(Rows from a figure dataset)
::::

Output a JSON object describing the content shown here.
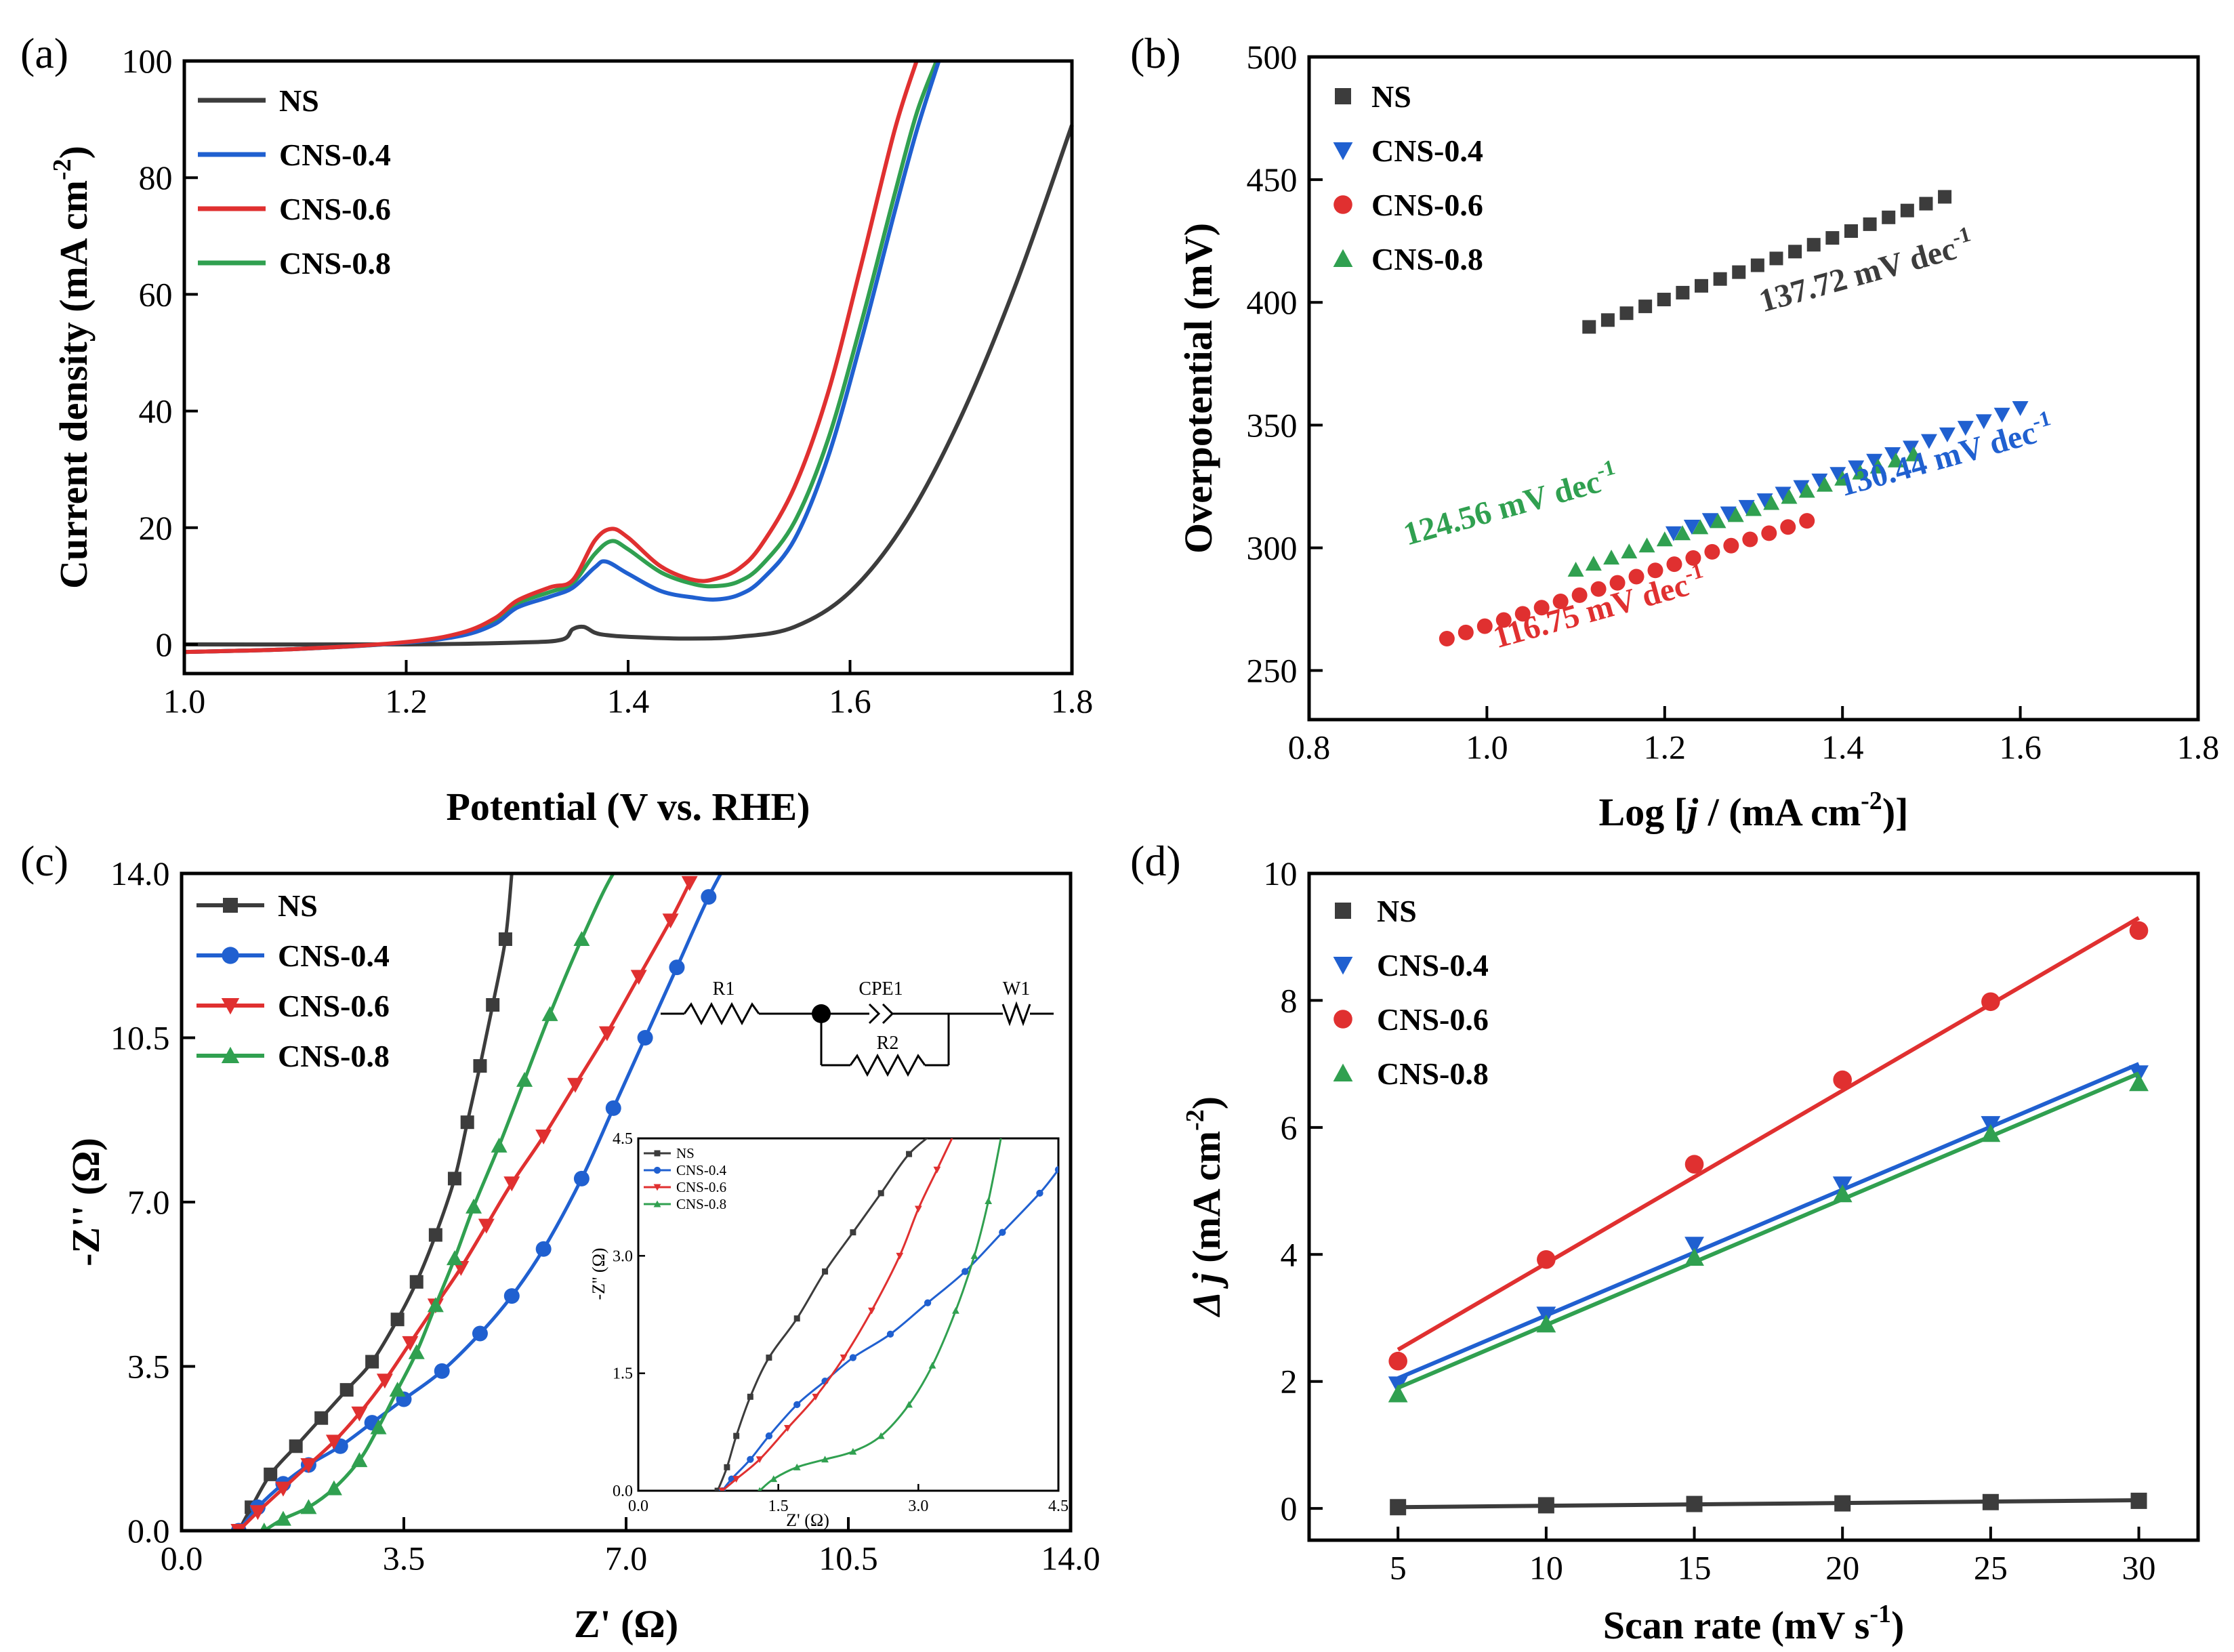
{
  "colors": {
    "NS": "#3c3c3c",
    "CNS-0.4": "#2060d0",
    "CNS-0.6": "#e03030",
    "CNS-0.8": "#30a050"
  },
  "chart_data": [
    {
      "id": "a",
      "panel_label": "(a)",
      "type": "line",
      "xlabel": "Potential (V vs. RHE)",
      "ylabel_main": "Current density (mA cm",
      "ylabel_sup": "-2",
      "ylabel_end": ")",
      "xlim": [
        1.0,
        1.8
      ],
      "ylim": [
        -5,
        100
      ],
      "xticks": [
        1.0,
        1.2,
        1.4,
        1.6,
        1.8
      ],
      "xtick_labels": [
        "1.0",
        "1.2",
        "1.4",
        "1.6",
        "1.8"
      ],
      "yticks": [
        0,
        20,
        40,
        60,
        80,
        100
      ],
      "ytick_labels": [
        "0",
        "20",
        "40",
        "60",
        "80",
        "100"
      ],
      "legend": [
        "NS",
        "CNS-0.4",
        "CNS-0.6",
        "CNS-0.8"
      ],
      "series": [
        {
          "name": "NS",
          "x": [
            1.0,
            1.2,
            1.3,
            1.34,
            1.35,
            1.36,
            1.37,
            1.38,
            1.4,
            1.45,
            1.5,
            1.55,
            1.6,
            1.65,
            1.7,
            1.75,
            1.8
          ],
          "y": [
            0,
            0,
            0.3,
            0.8,
            2.6,
            3.0,
            2.0,
            1.6,
            1.3,
            1.0,
            1.3,
            3,
            9,
            21,
            39,
            62,
            89
          ]
        },
        {
          "name": "CNS-0.4",
          "x": [
            1.0,
            1.1,
            1.2,
            1.25,
            1.28,
            1.3,
            1.33,
            1.35,
            1.37,
            1.38,
            1.4,
            1.43,
            1.46,
            1.48,
            1.5,
            1.52,
            1.55,
            1.58,
            1.61,
            1.64,
            1.66,
            1.68
          ],
          "y": [
            -1.3,
            -0.8,
            0.3,
            1.5,
            3.5,
            6.3,
            8.2,
            9.7,
            13.2,
            14.2,
            12.1,
            9.1,
            8.0,
            7.7,
            8.5,
            11,
            18,
            32,
            52,
            74,
            88,
            100
          ]
        },
        {
          "name": "CNS-0.6",
          "x": [
            1.0,
            1.1,
            1.2,
            1.25,
            1.28,
            1.3,
            1.33,
            1.35,
            1.37,
            1.385,
            1.4,
            1.43,
            1.46,
            1.48,
            1.5,
            1.52,
            1.55,
            1.58,
            1.61,
            1.64,
            1.66
          ],
          "y": [
            -1.3,
            -0.8,
            0.4,
            2,
            4.5,
            7.5,
            9.8,
            11,
            17.8,
            19.8,
            18.3,
            13.3,
            11,
            11.3,
            13,
            17,
            27,
            43,
            65,
            88,
            100
          ]
        },
        {
          "name": "CNS-0.8",
          "x": [
            1.0,
            1.1,
            1.2,
            1.25,
            1.28,
            1.3,
            1.33,
            1.35,
            1.37,
            1.385,
            1.4,
            1.43,
            1.46,
            1.48,
            1.5,
            1.52,
            1.55,
            1.58,
            1.61,
            1.64,
            1.66,
            1.678
          ],
          "y": [
            -1.3,
            -0.8,
            0.3,
            1.7,
            4,
            7,
            9,
            10.5,
            15.5,
            17.7,
            16.3,
            12.3,
            10.3,
            10,
            10.8,
            13.5,
            21,
            35,
            55,
            77,
            91,
            100
          ]
        }
      ]
    },
    {
      "id": "b",
      "panel_label": "(b)",
      "type": "scatter",
      "xlabel_pre": "Log [",
      "xlabel_italic": "j",
      "xlabel_mid": " / (mA cm",
      "xlabel_sup": "-2",
      "xlabel_end": ")]",
      "ylabel": "Overpotential (mV)",
      "xlim": [
        0.8,
        1.8
      ],
      "ylim": [
        230,
        500
      ],
      "xticks": [
        0.8,
        1.0,
        1.2,
        1.4,
        1.6,
        1.8
      ],
      "xtick_labels": [
        "0.8",
        "1.0",
        "1.2",
        "1.4",
        "1.6",
        "1.8"
      ],
      "yticks": [
        250,
        300,
        350,
        400,
        450,
        500
      ],
      "ytick_labels": [
        "250",
        "300",
        "350",
        "400",
        "450",
        "500"
      ],
      "legend": [
        "NS",
        "CNS-0.4",
        "CNS-0.6",
        "CNS-0.8"
      ],
      "series": [
        {
          "name": "NS",
          "x_start": 1.115,
          "x_end": 1.515,
          "y_start": 390,
          "y_end": 443,
          "n": 20
        },
        {
          "name": "CNS-0.4",
          "x_start": 1.21,
          "x_end": 1.6,
          "y_start": 306,
          "y_end": 357,
          "n": 20
        },
        {
          "name": "CNS-0.6",
          "x_start": 0.955,
          "x_end": 1.36,
          "y_start": 263,
          "y_end": 311,
          "n": 20
        },
        {
          "name": "CNS-0.8",
          "x_start": 1.1,
          "x_end": 1.48,
          "y_start": 291,
          "y_end": 338,
          "n": 20
        }
      ],
      "annotations": [
        {
          "series": "NS",
          "mantissa": "137.72 mV dec",
          "exp": "-1",
          "at": [
            1.43,
            408
          ],
          "angle": -15.5
        },
        {
          "series": "CNS-0.4",
          "mantissa": "130.44 mV dec",
          "exp": "-1",
          "at": [
            1.52,
            333
          ],
          "angle": -15.5
        },
        {
          "series": "CNS-0.6",
          "mantissa": "116.75 mV dec",
          "exp": "-1",
          "at": [
            1.13,
            271
          ],
          "angle": -15.5
        },
        {
          "series": "CNS-0.8",
          "mantissa": "124.56 mV dec",
          "exp": "-1",
          "at": [
            1.03,
            313
          ],
          "angle": -15.5
        }
      ]
    },
    {
      "id": "c",
      "panel_label": "(c)",
      "type": "scatter",
      "xlabel": "Z' (Ω)",
      "ylabel": "-Z'' (Ω)",
      "xlim": [
        0,
        14
      ],
      "ylim": [
        0,
        14
      ],
      "xticks": [
        0,
        3.5,
        7,
        10.5,
        14
      ],
      "xtick_labels": [
        "0.0",
        "3.5",
        "7.0",
        "10.5",
        "14.0"
      ],
      "yticks": [
        0,
        3.5,
        7,
        10.5,
        14
      ],
      "ytick_labels": [
        "0.0",
        "3.5",
        "7.0",
        "10.5",
        "14.0"
      ],
      "legend": [
        "NS",
        "CNS-0.4",
        "CNS-0.6",
        "CNS-0.8"
      ],
      "series": [
        {
          "name": "NS",
          "x": [
            0.9,
            1.1,
            1.4,
            1.8,
            2.2,
            2.6,
            3.0,
            3.4,
            3.7,
            4.0,
            4.3,
            4.5,
            4.7,
            4.9,
            5.1,
            5.2
          ],
          "y": [
            0,
            0.5,
            1.2,
            1.8,
            2.4,
            3.0,
            3.6,
            4.5,
            5.3,
            6.3,
            7.5,
            8.7,
            9.9,
            11.2,
            12.6,
            14
          ]
        },
        {
          "name": "CNS-0.4",
          "x": [
            0.9,
            1.2,
            1.6,
            2.0,
            2.5,
            3.0,
            3.5,
            4.1,
            4.7,
            5.2,
            5.7,
            6.3,
            6.8,
            7.3,
            7.8,
            8.3,
            8.7
          ],
          "y": [
            0,
            0.5,
            1.0,
            1.4,
            1.8,
            2.3,
            2.8,
            3.4,
            4.2,
            5.0,
            6.0,
            7.5,
            9.0,
            10.5,
            12.0,
            13.5,
            14.5
          ]
        },
        {
          "name": "CNS-0.6",
          "x": [
            0.9,
            1.2,
            1.6,
            2.0,
            2.4,
            2.8,
            3.2,
            3.6,
            4.0,
            4.4,
            4.8,
            5.2,
            5.7,
            6.2,
            6.7,
            7.2,
            7.7,
            8.0
          ],
          "y": [
            0,
            0.4,
            0.9,
            1.4,
            1.9,
            2.5,
            3.2,
            4.0,
            4.8,
            5.6,
            6.5,
            7.4,
            8.4,
            9.5,
            10.6,
            11.8,
            13.0,
            13.8
          ]
        },
        {
          "name": "CNS-0.8",
          "x": [
            1.3,
            1.6,
            2.0,
            2.4,
            2.8,
            3.1,
            3.4,
            3.7,
            4.0,
            4.3,
            4.6,
            5.0,
            5.4,
            5.8,
            6.3,
            6.8,
            7.2
          ],
          "y": [
            0,
            0.25,
            0.5,
            0.9,
            1.5,
            2.2,
            3.0,
            3.8,
            4.8,
            5.8,
            6.9,
            8.2,
            9.6,
            11.0,
            12.6,
            14.0,
            14.6
          ]
        }
      ],
      "inset": {
        "xlim": [
          0,
          4.5
        ],
        "ylim": [
          0,
          4.5
        ],
        "xticks": [
          0,
          1.5,
          3.0,
          4.5
        ],
        "xtick_labels": [
          "0.0",
          "1.5",
          "3.0",
          "4.5"
        ],
        "yticks": [
          0,
          1.5,
          3.0,
          4.5
        ],
        "ytick_labels": [
          "0.0",
          "1.5",
          "3.0",
          "4.5"
        ],
        "xlabel": "Z' (Ω)",
        "ylabel": "-Z'' (Ω)",
        "legend": [
          "NS",
          "CNS-0.4",
          "CNS-0.6",
          "CNS-0.8"
        ],
        "series": [
          {
            "name": "NS",
            "x": [
              0.85,
              0.95,
              1.05,
              1.2,
              1.4,
              1.7,
              2.0,
              2.3,
              2.6,
              2.9,
              3.2
            ],
            "y": [
              0,
              0.3,
              0.7,
              1.2,
              1.7,
              2.2,
              2.8,
              3.3,
              3.8,
              4.3,
              4.6
            ]
          },
          {
            "name": "CNS-0.4",
            "x": [
              0.9,
              1.0,
              1.2,
              1.4,
              1.7,
              2.0,
              2.3,
              2.7,
              3.1,
              3.5,
              3.9,
              4.3,
              4.5
            ],
            "y": [
              0,
              0.15,
              0.4,
              0.7,
              1.1,
              1.4,
              1.7,
              2.0,
              2.4,
              2.8,
              3.3,
              3.8,
              4.1
            ]
          },
          {
            "name": "CNS-0.6",
            "x": [
              0.9,
              1.05,
              1.3,
              1.6,
              1.9,
              2.2,
              2.5,
              2.8,
              3.0,
              3.2,
              3.4
            ],
            "y": [
              0,
              0.15,
              0.4,
              0.8,
              1.2,
              1.7,
              2.3,
              3.0,
              3.6,
              4.1,
              4.6
            ]
          },
          {
            "name": "CNS-0.8",
            "x": [
              1.3,
              1.45,
              1.7,
              2.0,
              2.3,
              2.6,
              2.9,
              3.15,
              3.4,
              3.6,
              3.75,
              3.9
            ],
            "y": [
              0,
              0.15,
              0.3,
              0.4,
              0.5,
              0.7,
              1.1,
              1.6,
              2.3,
              3.0,
              3.7,
              4.6
            ]
          }
        ]
      },
      "circuit": {
        "labels": [
          "R1",
          "CPE1",
          "W1",
          "R2"
        ]
      }
    },
    {
      "id": "d",
      "panel_label": "(d)",
      "type": "scatter",
      "xlabel_main": "Scan rate (mV s",
      "xlabel_sup": "-1",
      "xlabel_end": ")",
      "ylabel_italic": "Δ j",
      "ylabel_main": " (mA cm",
      "ylabel_sup": "-2",
      "ylabel_end": ")",
      "xlim": [
        2,
        32
      ],
      "ylim": [
        -0.5,
        10
      ],
      "xticks": [
        5,
        10,
        15,
        20,
        25,
        30
      ],
      "xtick_labels": [
        "5",
        "10",
        "15",
        "20",
        "25",
        "30"
      ],
      "yticks": [
        0,
        2,
        4,
        6,
        8,
        10
      ],
      "ytick_labels": [
        "0",
        "2",
        "4",
        "6",
        "8",
        "10"
      ],
      "legend": [
        "NS",
        "CNS-0.4",
        "CNS-0.6",
        "CNS-0.8"
      ],
      "series": [
        {
          "name": "NS",
          "x": [
            5,
            10,
            15,
            20,
            25,
            30
          ],
          "y": [
            0.02,
            0.05,
            0.07,
            0.08,
            0.1,
            0.12
          ],
          "fit": [
            0.02,
            0.13
          ]
        },
        {
          "name": "CNS-0.4",
          "x": [
            5,
            10,
            15,
            20,
            25,
            30
          ],
          "y": [
            1.95,
            3.05,
            4.15,
            5.1,
            6.05,
            6.85
          ],
          "fit": [
            2.05,
            7.0
          ]
        },
        {
          "name": "CNS-0.6",
          "x": [
            5,
            10,
            15,
            20,
            25,
            30
          ],
          "y": [
            2.32,
            3.92,
            5.42,
            6.75,
            7.98,
            9.1
          ],
          "fit": [
            2.5,
            9.3
          ]
        },
        {
          "name": "CNS-0.8",
          "x": [
            5,
            10,
            15,
            20,
            25,
            30
          ],
          "y": [
            1.8,
            2.9,
            3.95,
            4.95,
            5.9,
            6.7
          ],
          "fit": [
            1.9,
            6.85
          ]
        }
      ]
    }
  ]
}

::::

## What to produce
The string "mantissa" may appear in lines of the listing above; tally those lines and give the number only.

## Solution for this problem
4